▶ What this task involves
Tally up the lines where the string "title" appears; reply with the number only.

▶ Source records
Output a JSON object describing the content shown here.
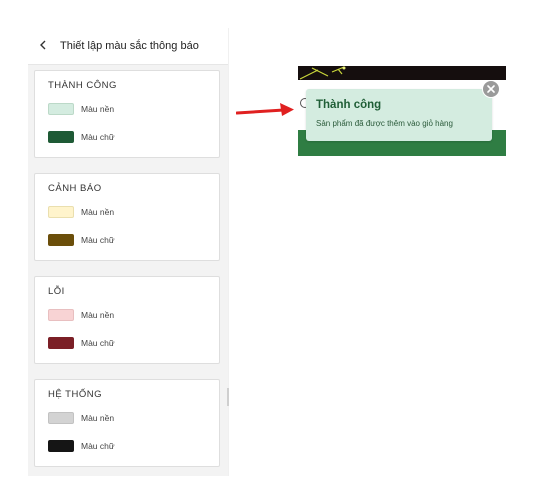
{
  "panel": {
    "title": "Thiết lập màu sắc thông báo",
    "back_icon": "chevron-left-icon",
    "sections": [
      {
        "title": "THÀNH CÔNG",
        "bg_label": "Màu nền",
        "text_label": "Màu chữ",
        "bg_color": "#d4ece0",
        "text_color": "#1e5a35"
      },
      {
        "title": "CẢNH BÁO",
        "bg_label": "Màu nền",
        "text_label": "Màu chữ",
        "bg_color": "#fff4cc",
        "text_color": "#6b4e0a"
      },
      {
        "title": "LỖI",
        "bg_label": "Màu nền",
        "text_label": "Màu chữ",
        "bg_color": "#f8d3d4",
        "text_color": "#7b1f26"
      },
      {
        "title": "HỆ THỐNG",
        "bg_label": "Màu nền",
        "text_label": "Màu chữ",
        "bg_color": "#d3d3d3",
        "text_color": "#151515"
      }
    ]
  },
  "preview": {
    "toast": {
      "title": "Thành công",
      "message": "Sản phẩm đã được thêm vào giỏ hàng",
      "close_icon": "close-icon"
    },
    "arrow_icon": "red-arrow-right-icon",
    "colors": {
      "green_bar": "#2f7d43",
      "arrow": "#e02020"
    }
  }
}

▶ Solution to this task
6